Extract the full listing verbatim and drop any pictures from your copy.

== Material ==
● ● ●

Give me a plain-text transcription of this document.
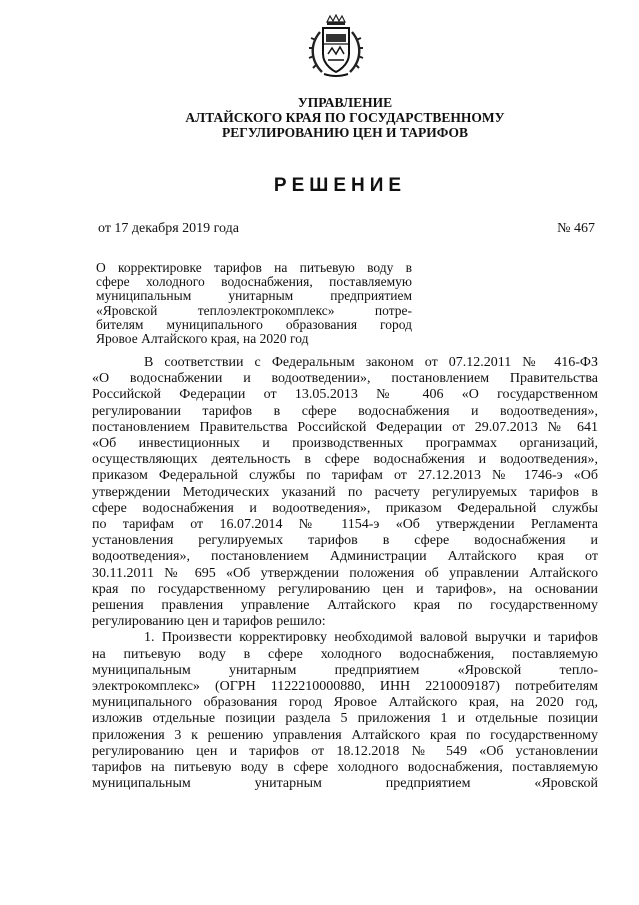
УПРАВЛЕНИЕ
АЛТАЙСКОГО КРАЯ ПО ГОСУДАРСТВЕННОМУ
РЕГУЛИРОВАНИЮ ЦЕН И ТАРИФОВ
РЕШЕНИЕ
от 17 декабря 2019 года	№ 467
О корректировке тарифов на питьевую воду в
сфере холодного водоснабжения, поставляемую
муниципальным унитарным предприятием
«Яровской теплоэлектрокомплекс» потре-
бителям муниципального образования город
Яровое Алтайского края, на 2020 год
В соответствии с Федеральным законом от 07.12.2011 № 416-ФЗ
«О водоснабжении и водоотведении», постановлением Правительства
Российской Федерации от 13.05.2013 № 406 «О государственном
регулировании тарифов в сфере водоснабжения и водоотведения»,
постановлением Правительства Российской Федерации от 29.07.2013 № 641
«Об инвестиционных и производственных программах организаций,
осуществляющих деятельность в сфере водоснабжения и водоотведения»,
приказом Федеральной службы по тарифам от 27.12.2013 № 1746-э «Об
утверждении Методических указаний по расчету регулируемых тарифов в
сфере водоснабжения и водоотведения», приказом Федеральной службы
по тарифам от 16.07.2014 № 1154-э «Об утверждении Регламента
установления регулируемых тарифов в сфере водоснабжения и
водоотведения», постановлением Администрации Алтайского края от
30.11.2011 № 695 «Об утверждении положения об управлении Алтайского
края по государственному регулированию цен и тарифов», на основании
решения правления управление Алтайского края по государственному
регулированию цен и тарифов решило:
1. Произвести корректировку необходимой валовой выручки и тарифов
на питьевую воду в сфере холодного водоснабжения, поставляемую
муниципальным унитарным предприятием «Яровской тепло-
электрокомплекс» (ОГРН 1122210000880, ИНН 2210009187) потребителям
муниципального образования город Яровое Алтайского края, на 2020 год,
изложив отдельные позиции раздела 5 приложения 1 и отдельные позиции
приложения 3 к решению управления Алтайского края по государственному
регулированию цен и тарифов от 18.12.2018 № 549 «Об установлении
тарифов на питьевую воду в сфере холодного водоснабжения, поставляемую
муниципальным унитарным предприятием «Яровской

● ● ●

== Finished answer ==
Give me a plain-text transcription of this document.
УПРАВЛЕНИЕ
АЛТАЙСКОГО КРАЯ ПО ГОСУДАРСТВЕННОМУ
РЕГУЛИРОВАНИЮ ЦЕН И ТАРИФОВ
РЕШЕНИЕ
от 17 декабря 2019 года	№ 467
О корректировке тарифов на питьевую воду в
сфере холодного водоснабжения, поставляемую
муниципальным унитарным предприятием
«Яровской теплоэлектрокомплекс» потре-
бителям муниципального образования город
Яровое Алтайского края, на 2020 год
В соответствии с Федеральным законом от 07.12.2011 № 416-ФЗ
«О водоснабжении и водоотведении», постановлением Правительства
Российской Федерации от 13.05.2013 № 406 «О государственном
регулировании тарифов в сфере водоснабжения и водоотведения»,
постановлением Правительства Российской Федерации от 29.07.2013 № 641
«Об инвестиционных и производственных программах организаций,
осуществляющих деятельность в сфере водоснабжения и водоотведения»,
приказом Федеральной службы по тарифам от 27.12.2013 № 1746-э «Об
утверждении Методических указаний по расчету регулируемых тарифов в
сфере водоснабжения и водоотведения», приказом Федеральной службы
по тарифам от 16.07.2014 № 1154-э «Об утверждении Регламента
установления регулируемых тарифов в сфере водоснабжения и
водоотведения», постановлением Администрации Алтайского края от
30.11.2011 № 695 «Об утверждении положения об управлении Алтайского
края по государственному регулированию цен и тарифов», на основании
решения правления управление Алтайского края по государственному
регулированию цен и тарифов решило:
1. Произвести корректировку необходимой валовой выручки и тарифов
на питьевую воду в сфере холодного водоснабжения, поставляемую
муниципальным унитарным предприятием «Яровской тепло-
электрокомплекс» (ОГРН 1122210000880, ИНН 2210009187) потребителям
муниципального образования город Яровое Алтайского края, на 2020 год,
изложив отдельные позиции раздела 5 приложения 1 и отдельные позиции
приложения 3 к решению управления Алтайского края по государственному
регулированию цен и тарифов от 18.12.2018 № 549 «Об установлении
тарифов на питьевую воду в сфере холодного водоснабжения, поставляемую
муниципальным унитарным предприятием «Яровской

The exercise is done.